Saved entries
>>>

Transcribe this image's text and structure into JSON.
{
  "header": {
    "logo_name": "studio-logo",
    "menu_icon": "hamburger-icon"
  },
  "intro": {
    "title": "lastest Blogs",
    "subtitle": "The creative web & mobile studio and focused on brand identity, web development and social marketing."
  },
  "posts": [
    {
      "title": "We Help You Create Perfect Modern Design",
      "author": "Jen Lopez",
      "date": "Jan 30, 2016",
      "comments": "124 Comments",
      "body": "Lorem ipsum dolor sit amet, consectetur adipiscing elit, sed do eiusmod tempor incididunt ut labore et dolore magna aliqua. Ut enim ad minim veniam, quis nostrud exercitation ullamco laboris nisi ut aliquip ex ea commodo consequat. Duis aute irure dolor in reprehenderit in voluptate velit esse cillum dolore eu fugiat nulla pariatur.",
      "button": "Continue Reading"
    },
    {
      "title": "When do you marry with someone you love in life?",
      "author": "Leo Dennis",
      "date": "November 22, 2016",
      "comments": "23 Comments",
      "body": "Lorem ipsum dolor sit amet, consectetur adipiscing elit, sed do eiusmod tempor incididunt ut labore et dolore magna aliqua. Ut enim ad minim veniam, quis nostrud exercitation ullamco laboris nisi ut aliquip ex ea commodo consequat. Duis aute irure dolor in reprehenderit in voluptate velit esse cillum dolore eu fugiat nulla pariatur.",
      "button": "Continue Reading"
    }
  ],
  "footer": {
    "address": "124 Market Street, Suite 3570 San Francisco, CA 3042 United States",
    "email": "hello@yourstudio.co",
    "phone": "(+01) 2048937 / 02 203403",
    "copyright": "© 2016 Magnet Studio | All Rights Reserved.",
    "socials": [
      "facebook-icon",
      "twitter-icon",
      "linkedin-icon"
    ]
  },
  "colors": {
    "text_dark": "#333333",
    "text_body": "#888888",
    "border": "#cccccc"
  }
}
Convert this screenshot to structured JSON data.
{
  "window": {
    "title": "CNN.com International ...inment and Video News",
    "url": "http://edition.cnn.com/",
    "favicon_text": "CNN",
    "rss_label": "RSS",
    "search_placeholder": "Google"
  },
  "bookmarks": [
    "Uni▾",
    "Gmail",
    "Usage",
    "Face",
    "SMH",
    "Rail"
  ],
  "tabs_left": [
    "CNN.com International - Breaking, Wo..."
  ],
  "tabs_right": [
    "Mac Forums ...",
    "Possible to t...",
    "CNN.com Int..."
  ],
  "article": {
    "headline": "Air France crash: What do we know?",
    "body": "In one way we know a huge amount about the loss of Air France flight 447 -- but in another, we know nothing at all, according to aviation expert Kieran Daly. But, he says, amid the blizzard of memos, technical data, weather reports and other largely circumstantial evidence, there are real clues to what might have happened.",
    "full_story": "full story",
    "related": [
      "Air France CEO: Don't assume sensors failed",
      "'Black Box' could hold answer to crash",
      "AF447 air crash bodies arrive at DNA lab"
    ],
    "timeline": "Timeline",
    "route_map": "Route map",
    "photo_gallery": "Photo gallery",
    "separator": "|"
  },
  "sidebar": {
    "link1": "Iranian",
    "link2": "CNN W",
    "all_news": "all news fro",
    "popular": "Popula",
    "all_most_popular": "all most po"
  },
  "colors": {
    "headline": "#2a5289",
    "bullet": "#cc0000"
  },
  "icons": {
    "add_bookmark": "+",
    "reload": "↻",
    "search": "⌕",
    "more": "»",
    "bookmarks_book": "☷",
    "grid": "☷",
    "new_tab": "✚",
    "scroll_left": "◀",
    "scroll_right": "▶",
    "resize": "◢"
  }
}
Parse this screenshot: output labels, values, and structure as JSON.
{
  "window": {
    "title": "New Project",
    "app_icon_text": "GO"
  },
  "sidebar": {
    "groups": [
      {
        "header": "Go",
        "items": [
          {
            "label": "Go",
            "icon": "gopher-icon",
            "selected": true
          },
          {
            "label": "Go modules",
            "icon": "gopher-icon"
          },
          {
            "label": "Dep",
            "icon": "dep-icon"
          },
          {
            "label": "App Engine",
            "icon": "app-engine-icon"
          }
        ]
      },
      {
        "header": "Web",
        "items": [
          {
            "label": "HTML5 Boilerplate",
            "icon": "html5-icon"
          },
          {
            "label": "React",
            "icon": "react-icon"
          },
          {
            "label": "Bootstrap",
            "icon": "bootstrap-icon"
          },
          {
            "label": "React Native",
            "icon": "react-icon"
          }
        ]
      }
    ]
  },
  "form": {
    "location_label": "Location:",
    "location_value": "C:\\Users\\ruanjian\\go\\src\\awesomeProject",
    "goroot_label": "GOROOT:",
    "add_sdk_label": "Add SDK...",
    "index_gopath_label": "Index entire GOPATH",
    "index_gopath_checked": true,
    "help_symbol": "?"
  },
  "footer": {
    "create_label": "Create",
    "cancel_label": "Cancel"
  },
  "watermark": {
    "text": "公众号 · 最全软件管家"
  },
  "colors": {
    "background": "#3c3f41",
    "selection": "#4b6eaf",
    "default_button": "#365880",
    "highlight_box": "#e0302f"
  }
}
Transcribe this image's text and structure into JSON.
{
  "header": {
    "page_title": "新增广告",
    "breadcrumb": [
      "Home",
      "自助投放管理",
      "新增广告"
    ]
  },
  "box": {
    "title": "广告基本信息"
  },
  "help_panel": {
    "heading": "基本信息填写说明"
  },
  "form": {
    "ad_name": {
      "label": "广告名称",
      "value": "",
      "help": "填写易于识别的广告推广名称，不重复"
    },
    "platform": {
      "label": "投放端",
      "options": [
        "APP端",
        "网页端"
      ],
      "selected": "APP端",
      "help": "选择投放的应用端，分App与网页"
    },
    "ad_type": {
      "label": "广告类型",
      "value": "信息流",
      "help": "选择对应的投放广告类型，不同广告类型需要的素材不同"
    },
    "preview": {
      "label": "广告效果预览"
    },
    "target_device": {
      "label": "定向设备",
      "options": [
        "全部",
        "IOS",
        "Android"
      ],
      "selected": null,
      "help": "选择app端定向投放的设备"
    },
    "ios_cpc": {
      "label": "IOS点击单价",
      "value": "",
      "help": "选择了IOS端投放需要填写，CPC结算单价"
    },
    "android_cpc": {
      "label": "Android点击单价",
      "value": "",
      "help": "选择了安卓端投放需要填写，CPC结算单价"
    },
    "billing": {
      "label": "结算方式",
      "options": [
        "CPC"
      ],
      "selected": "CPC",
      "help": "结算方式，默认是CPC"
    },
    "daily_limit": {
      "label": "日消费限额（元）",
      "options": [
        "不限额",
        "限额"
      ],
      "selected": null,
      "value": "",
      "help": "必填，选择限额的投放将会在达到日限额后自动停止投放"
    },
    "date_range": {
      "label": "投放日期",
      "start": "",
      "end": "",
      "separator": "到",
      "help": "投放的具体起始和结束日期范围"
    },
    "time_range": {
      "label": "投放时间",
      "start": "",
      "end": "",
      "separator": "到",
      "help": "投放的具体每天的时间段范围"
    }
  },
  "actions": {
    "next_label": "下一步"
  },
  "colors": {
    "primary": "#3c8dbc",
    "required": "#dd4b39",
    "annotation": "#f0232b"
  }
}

<<<

**Your objective:** Find every line in the records that has the string "Comments", then state how many there are and nothing else.

**Solution to this problem:** 2